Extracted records
• • • • •
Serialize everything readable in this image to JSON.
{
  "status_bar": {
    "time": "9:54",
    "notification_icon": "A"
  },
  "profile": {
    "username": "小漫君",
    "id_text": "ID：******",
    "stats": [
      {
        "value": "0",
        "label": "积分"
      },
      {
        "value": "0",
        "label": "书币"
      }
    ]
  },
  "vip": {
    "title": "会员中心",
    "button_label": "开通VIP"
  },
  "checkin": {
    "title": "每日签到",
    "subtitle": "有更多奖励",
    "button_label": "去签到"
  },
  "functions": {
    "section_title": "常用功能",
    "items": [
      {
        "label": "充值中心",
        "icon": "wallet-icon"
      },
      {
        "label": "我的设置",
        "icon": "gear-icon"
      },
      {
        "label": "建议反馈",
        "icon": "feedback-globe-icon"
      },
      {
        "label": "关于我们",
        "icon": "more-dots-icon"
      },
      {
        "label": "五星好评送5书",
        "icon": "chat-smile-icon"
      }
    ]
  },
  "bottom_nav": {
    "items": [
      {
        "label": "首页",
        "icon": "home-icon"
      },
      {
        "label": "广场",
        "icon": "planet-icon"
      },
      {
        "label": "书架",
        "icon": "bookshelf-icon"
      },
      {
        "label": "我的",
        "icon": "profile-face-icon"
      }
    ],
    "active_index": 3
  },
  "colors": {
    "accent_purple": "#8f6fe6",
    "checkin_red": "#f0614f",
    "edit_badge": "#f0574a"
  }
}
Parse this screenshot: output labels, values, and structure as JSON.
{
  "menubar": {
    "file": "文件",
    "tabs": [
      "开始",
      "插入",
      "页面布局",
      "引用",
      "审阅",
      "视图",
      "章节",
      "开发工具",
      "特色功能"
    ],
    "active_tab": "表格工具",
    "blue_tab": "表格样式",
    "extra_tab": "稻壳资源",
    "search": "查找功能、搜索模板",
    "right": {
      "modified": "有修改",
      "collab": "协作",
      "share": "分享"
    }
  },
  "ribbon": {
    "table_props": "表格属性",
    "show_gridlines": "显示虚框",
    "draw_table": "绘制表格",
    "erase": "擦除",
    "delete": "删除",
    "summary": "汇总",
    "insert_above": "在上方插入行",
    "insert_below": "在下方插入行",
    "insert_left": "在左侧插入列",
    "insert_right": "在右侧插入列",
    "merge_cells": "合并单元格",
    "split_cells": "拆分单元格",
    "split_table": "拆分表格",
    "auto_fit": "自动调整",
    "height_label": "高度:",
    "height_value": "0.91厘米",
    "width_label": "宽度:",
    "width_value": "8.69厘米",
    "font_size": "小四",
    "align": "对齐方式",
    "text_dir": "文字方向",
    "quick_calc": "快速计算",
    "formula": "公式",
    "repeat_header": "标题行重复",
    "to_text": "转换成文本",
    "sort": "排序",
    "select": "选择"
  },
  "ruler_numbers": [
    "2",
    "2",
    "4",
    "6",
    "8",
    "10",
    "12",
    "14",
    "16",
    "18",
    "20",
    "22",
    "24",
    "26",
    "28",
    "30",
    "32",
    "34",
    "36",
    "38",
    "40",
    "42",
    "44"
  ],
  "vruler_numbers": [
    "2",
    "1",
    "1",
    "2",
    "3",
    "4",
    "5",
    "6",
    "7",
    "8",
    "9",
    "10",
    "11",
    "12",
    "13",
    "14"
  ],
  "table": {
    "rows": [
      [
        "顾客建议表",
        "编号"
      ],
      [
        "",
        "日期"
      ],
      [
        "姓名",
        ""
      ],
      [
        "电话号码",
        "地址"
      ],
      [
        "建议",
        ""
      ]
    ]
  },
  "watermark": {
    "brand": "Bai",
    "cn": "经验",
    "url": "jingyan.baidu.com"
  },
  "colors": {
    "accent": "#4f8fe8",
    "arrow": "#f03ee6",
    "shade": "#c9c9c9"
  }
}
• • • • •
■ The exercise ■
Using the listing above, show every line that includes the string "this".

■ Reply ■
Serialize everything readable in this image to JSON.
Parse this screenshot: output labels, values, and structure as JSON.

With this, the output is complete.